::: Provided information

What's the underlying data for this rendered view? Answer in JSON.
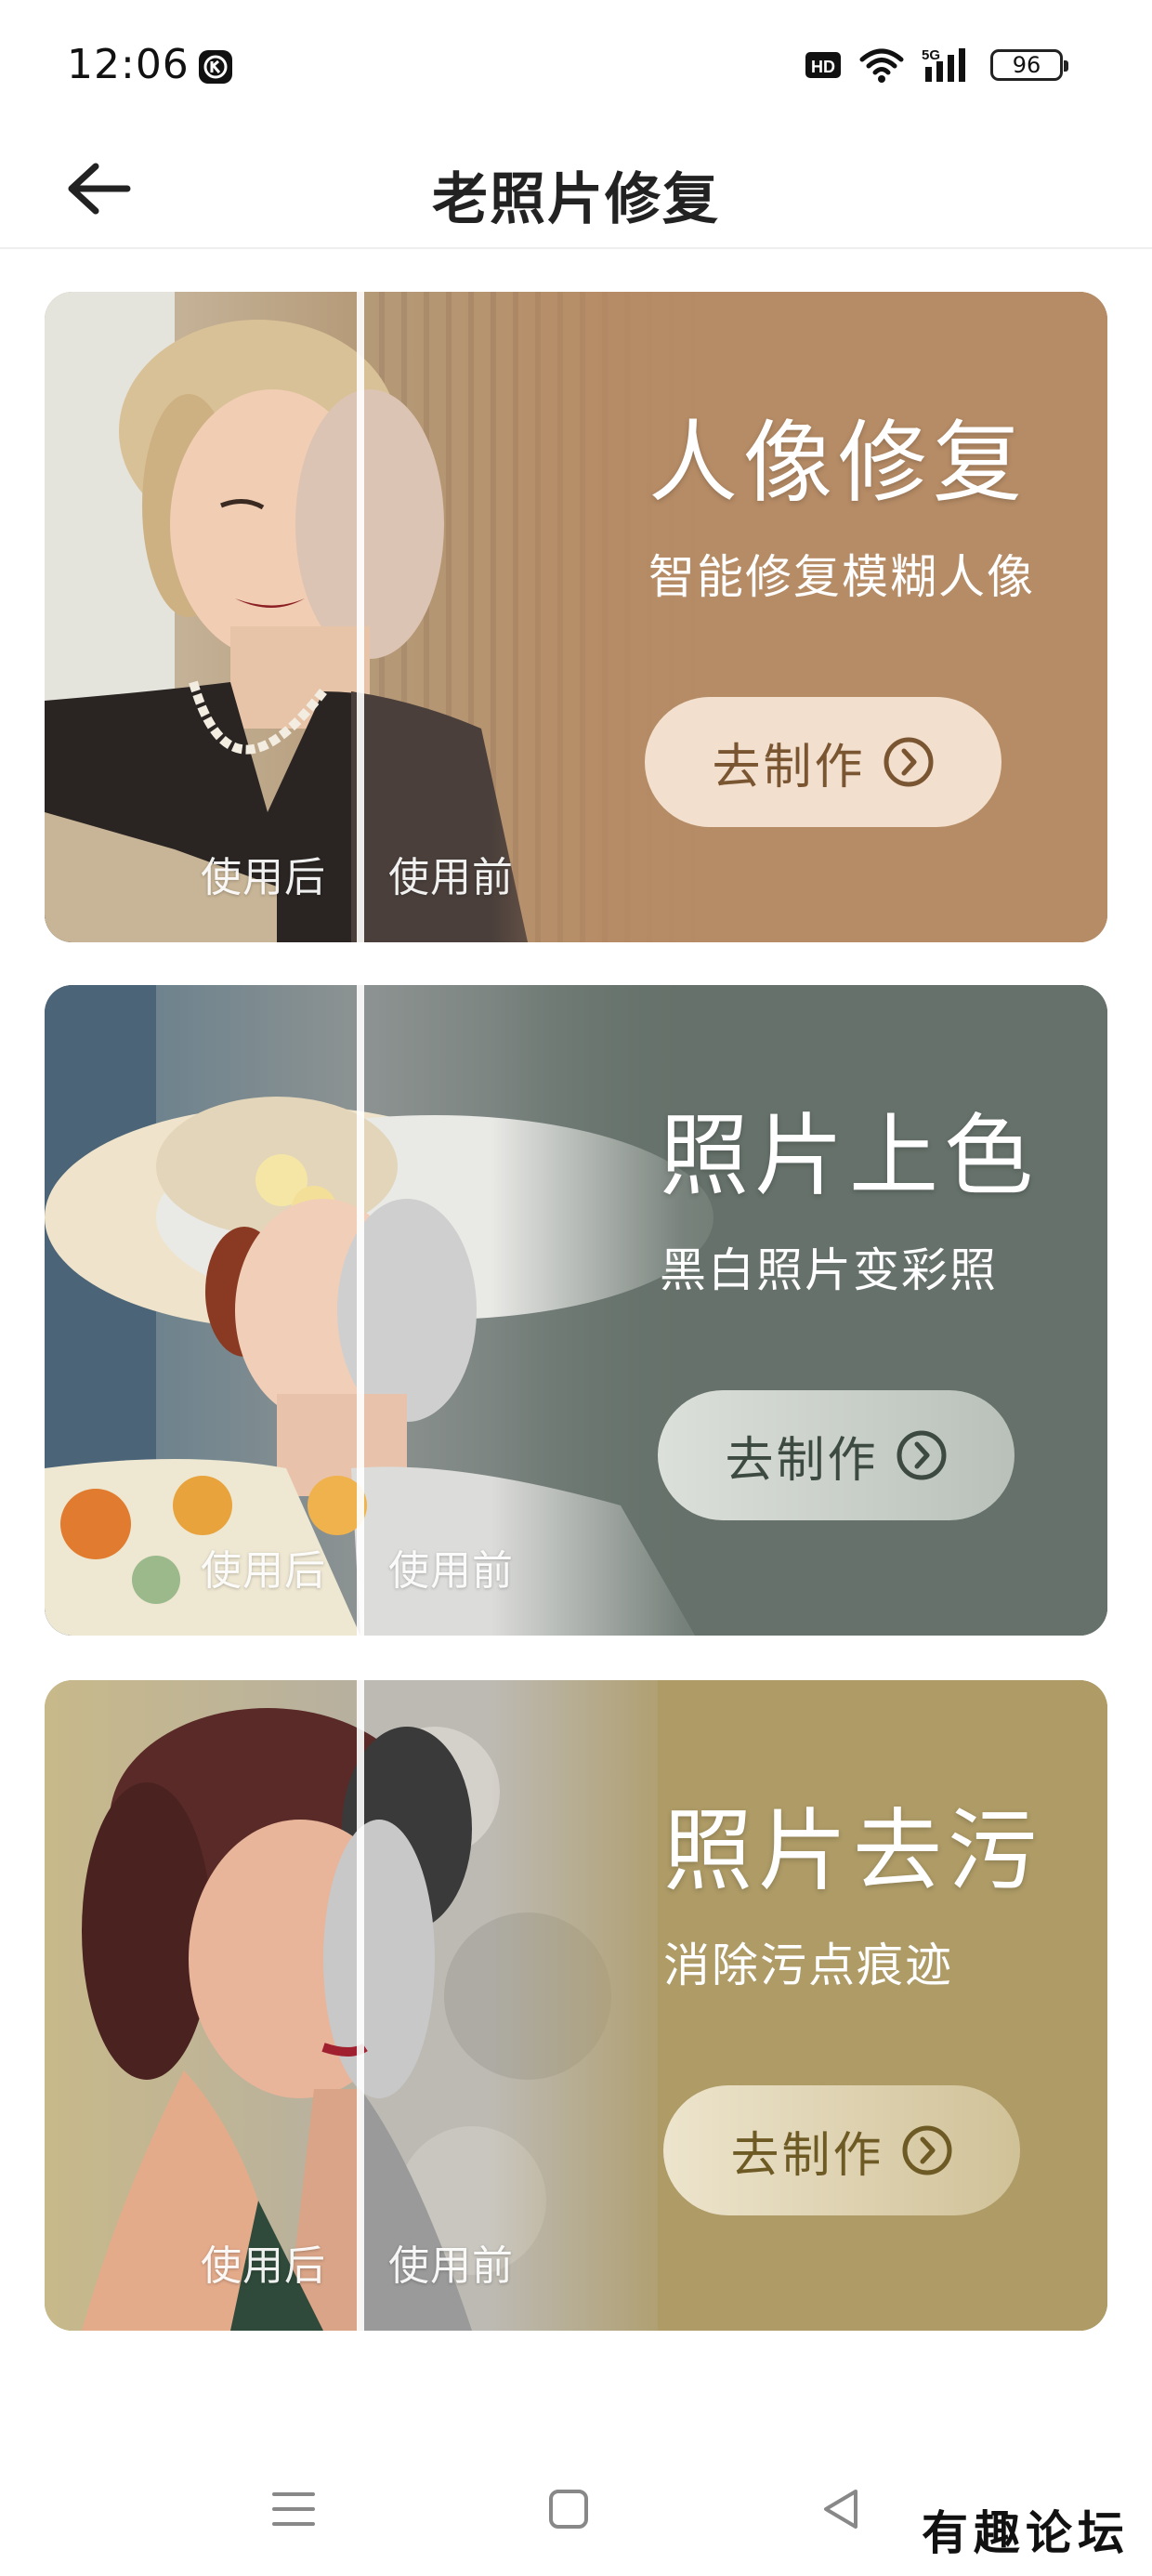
{
  "status_bar": {
    "time": "12:06",
    "network": "5G",
    "hd": "HD",
    "battery": "96"
  },
  "header": {
    "title": "老照片修复",
    "back_icon": "arrow-left-icon"
  },
  "cards": [
    {
      "title": "人像修复",
      "subtitle": "智能修复模糊人像",
      "button_label": "去制作",
      "after_label": "使用后",
      "before_label": "使用前",
      "color": "#b68c66"
    },
    {
      "title": "照片上色",
      "subtitle": "黑白照片变彩照",
      "button_label": "去制作",
      "after_label": "使用后",
      "before_label": "使用前",
      "color": "#65716a"
    },
    {
      "title": "照片去污",
      "subtitle": "消除污点痕迹",
      "button_label": "去制作",
      "after_label": "使用后",
      "before_label": "使用前",
      "color": "#ae9b66"
    }
  ],
  "watermark": "有趣论坛",
  "icons": {
    "menu": "menu-icon",
    "home": "home-icon",
    "back": "back-triangle-icon"
  }
}
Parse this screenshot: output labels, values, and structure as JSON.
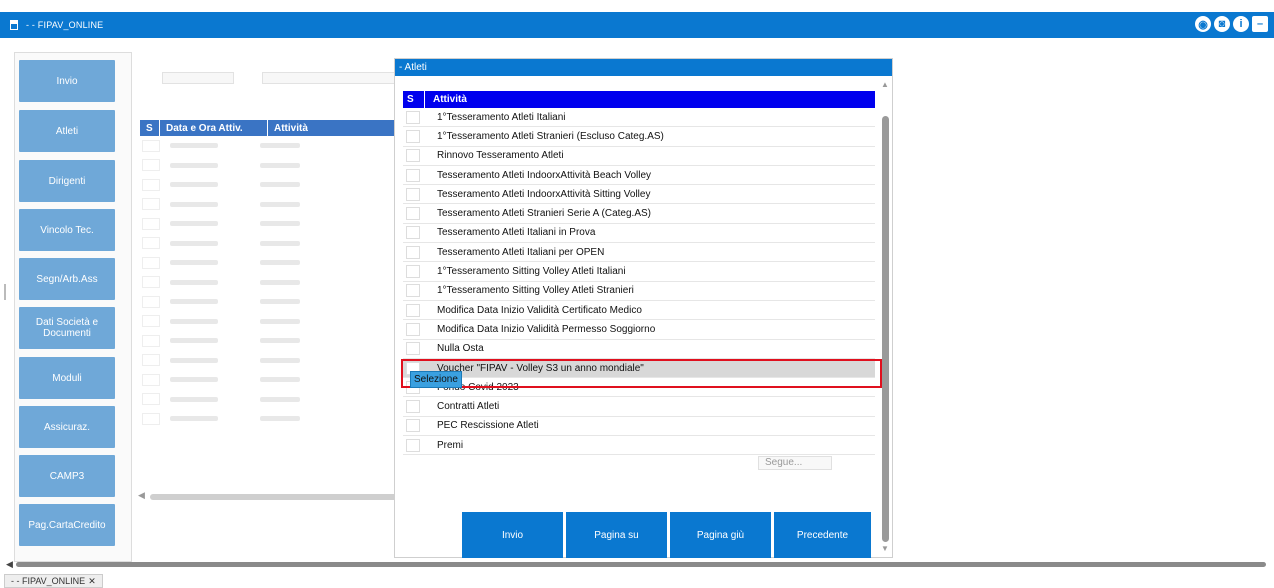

::::::

### Given exercise
Reproduce all of the data exactly; the pictures do not belong in the copy.

### Expected output
What's the underlying data for this rendered view? Answer in JSON.
{
  "status_bar": {
    "time": "12:06",
    "network": "5G",
    "hd": "HD",
    "battery": "96"
  },
  "header": {
    "title": "老照片修复",
    "back_icon": "arrow-left-icon"
  },
  "cards": [
    {
      "title": "人像修复",
      "subtitle": "智能修复模糊人像",
      "button_label": "去制作",
      "after_label": "使用后",
      "before_label": "使用前",
      "color": "#b68c66"
    },
    {
      "title": "照片上色",
      "subtitle": "黑白照片变彩照",
      "button_label": "去制作",
      "after_label": "使用后",
      "before_label": "使用前",
      "color": "#65716a"
    },
    {
      "title": "照片去污",
      "subtitle": "消除污点痕迹",
      "button_label": "去制作",
      "after_label": "使用后",
      "before_label": "使用前",
      "color": "#ae9b66"
    }
  ],
  "watermark": "有趣论坛",
  "icons": {
    "menu": "menu-icon",
    "home": "home-icon",
    "back": "back-triangle-icon"
  }
}
Parse this screenshot: output labels, values, and structure as JSON.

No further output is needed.